Denkmal für die Russlanddeportierten in Reschitz Auch in diesem Jahr fand in der St.-Peters-Kirche in München ein Gedenkgottesdienst statt. Eine stille Hl. Messe vereinte in Gebet und Besinnung unsere in München und Umgebung lebenden Bergländer. Passend zum Anlass die Worte des Predigers, eine Warnung aus dem Mathäusevangelium, nicht zu zerstören, denn Wiederaufbau ist immer schwierig und von langer Dauer. Die Säulen unserer Gemeinschaft, welche im Januar 1945 zerstört wurden, bleiben Trümmer für immer. Die Wunden, die damals jeder Familie geschlagen wurden, sind vernarbt, die Opfer von vielen verdrängt und vergessen, die Lücken, welche damals in unsere Reihen gerissen wurden, sind geblieben. Der Großteil einer Generation verschwand aus der alten Heimat, wurde in alle Welt zerstreut, die Folgegenerationen verbogen. 

Das Gedenken an die Opfer - Angehörige, Freunde, Landsleute - viele in fremder Erde begraben, in Sibirien oder in der Ukraine, viele kurz nach der Heimkehr qualvoll gestorben, bleibt uns Mahnung und Vermächtnis.

Erinnerungen an die Russlanddeportation vor 55 Jahren
Mein erstes russisches Wort: NAZAD
von Hans Wania

In den frühen Morgenstunden des 16. Januar 1945 begann in Reschitz die Aushebung der “arbeitsfähigen“ Volksdeutschen rumänischer Staatsangehörigkeit. In Schulgebäuden wurden die Verhafteten registriert untersucht und für den Abtransport vorbereitet. Am Hauptbahnhof waren dafür Viehwaggons auf allen Abstellgleisen aneinandergereiht.

> _AUFLISTUNG ZUR AUFGABE_
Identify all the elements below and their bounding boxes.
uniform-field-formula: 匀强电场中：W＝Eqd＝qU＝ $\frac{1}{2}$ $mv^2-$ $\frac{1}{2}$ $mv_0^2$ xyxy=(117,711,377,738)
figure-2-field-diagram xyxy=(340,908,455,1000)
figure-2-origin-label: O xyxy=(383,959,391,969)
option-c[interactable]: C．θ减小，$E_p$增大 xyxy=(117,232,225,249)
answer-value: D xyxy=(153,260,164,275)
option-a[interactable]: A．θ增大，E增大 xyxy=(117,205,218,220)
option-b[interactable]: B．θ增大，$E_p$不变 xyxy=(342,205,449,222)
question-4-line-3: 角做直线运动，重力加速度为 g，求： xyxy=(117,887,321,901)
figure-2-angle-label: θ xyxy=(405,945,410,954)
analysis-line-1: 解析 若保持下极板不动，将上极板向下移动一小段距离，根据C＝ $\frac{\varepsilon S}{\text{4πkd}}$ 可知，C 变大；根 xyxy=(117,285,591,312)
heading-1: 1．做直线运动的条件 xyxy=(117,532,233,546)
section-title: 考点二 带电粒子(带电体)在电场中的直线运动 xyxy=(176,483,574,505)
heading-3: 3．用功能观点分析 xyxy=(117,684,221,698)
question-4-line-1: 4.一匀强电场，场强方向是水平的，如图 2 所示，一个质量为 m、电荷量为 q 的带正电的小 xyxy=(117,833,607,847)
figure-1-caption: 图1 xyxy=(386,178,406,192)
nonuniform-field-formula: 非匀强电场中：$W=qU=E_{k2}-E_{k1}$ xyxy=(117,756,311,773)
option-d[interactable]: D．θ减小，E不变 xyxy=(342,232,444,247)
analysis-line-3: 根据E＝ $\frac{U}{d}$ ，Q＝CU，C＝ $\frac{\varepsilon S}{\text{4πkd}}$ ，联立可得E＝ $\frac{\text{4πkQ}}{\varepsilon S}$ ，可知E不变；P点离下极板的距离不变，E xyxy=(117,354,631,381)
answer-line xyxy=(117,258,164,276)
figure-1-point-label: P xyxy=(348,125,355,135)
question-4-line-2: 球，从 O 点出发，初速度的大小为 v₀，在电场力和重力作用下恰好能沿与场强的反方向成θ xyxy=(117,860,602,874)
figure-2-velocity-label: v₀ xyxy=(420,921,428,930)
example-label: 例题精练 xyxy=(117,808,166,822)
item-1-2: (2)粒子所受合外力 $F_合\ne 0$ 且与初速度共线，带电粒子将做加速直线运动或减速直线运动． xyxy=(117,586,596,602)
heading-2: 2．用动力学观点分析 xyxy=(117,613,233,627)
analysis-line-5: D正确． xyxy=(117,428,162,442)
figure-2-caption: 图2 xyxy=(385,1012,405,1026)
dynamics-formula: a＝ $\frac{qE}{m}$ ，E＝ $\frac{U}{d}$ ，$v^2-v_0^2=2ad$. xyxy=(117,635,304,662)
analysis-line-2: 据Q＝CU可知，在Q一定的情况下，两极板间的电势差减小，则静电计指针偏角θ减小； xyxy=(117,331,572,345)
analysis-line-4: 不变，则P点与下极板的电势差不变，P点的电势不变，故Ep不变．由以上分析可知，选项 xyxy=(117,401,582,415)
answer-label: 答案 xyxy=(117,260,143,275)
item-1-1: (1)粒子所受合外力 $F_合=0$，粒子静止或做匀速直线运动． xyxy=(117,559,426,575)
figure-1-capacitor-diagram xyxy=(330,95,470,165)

> _ZIEL 1_
Zitieren Sie aus dem Text über die Russlanddeportation alles von „In den frühen“ bis hinunter zu „allen Abstellgleisen aneinandergereiht.“.
> _ZIEL 2_
Wandeln Sie die Auflistung vom Anfang bis einschließlich der Zeile mit „heading-3: 3．用功能观点分析 xyxy=(117,684,221,698)“ in eine nummerierte Liste um. Lassen Sie Leerzeilen weg.
Der Text und die Auflistung stehen in keinem Zusammenhang miteinander.

> _ENDERGEBNIS 1_
In den frühen Morgenstunden des 16. Januar 1945 begann in Reschitz die Aushebung der “arbeitsfähigen“ Volksdeutschen rumänischer Staatsangehörigkeit. In Schulgebäuden wurden die Verhafteten registriert untersucht und für den Abtransport vorbereitet. Am Hauptbahnhof waren dafür Viehwaggons auf allen Abstellgleisen aneinandergereiht.

> _ENDERGEBNIS 2_
1. Identify all the elements below and their bounding boxes.
2. uniform-field-formula: 匀强电场中：W＝Eqd＝qU＝ $\frac{1}{2}$ $mv^2-$ $\frac{1}{2}$ $mv_0^2$ xyxy=(117,711,377,738)
3. figure-2-field-diagram xyxy=(340,908,455,1000)
4. figure-2-origin-label: O xyxy=(383,959,391,969)
5. option-c[interactable]: C．θ减小，$E_p$增大 xyxy=(117,232,225,249)
6. answer-value: D xyxy=(153,260,164,275)
7. option-a[interactable]: A．θ增大，E增大 xyxy=(117,205,218,220)
8. option-b[interactable]: B．θ增大，$E_p$不变 xyxy=(342,205,449,222)
9. question-4-line-3: 角做直线运动，重力加速度为 g，求： xyxy=(117,887,321,901)
10. figure-2-angle-label: θ xyxy=(405,945,410,954)
11. analysis-line-1: 解析 若保持下极板不动，将上极板向下移动一小段距离，根据C＝ $\frac{\varepsilon S}{\text{4πkd}}$ 可知，C 变大；根 xyxy=(117,285,591,312)
12. heading-1: 1．做直线运动的条件 xyxy=(117,532,233,546)
13. section-title: 考点二 带电粒子(带电体)在电场中的直线运动 xyxy=(176,483,574,505)
14. heading-3: 3．用功能观点分析 xyxy=(117,684,221,698)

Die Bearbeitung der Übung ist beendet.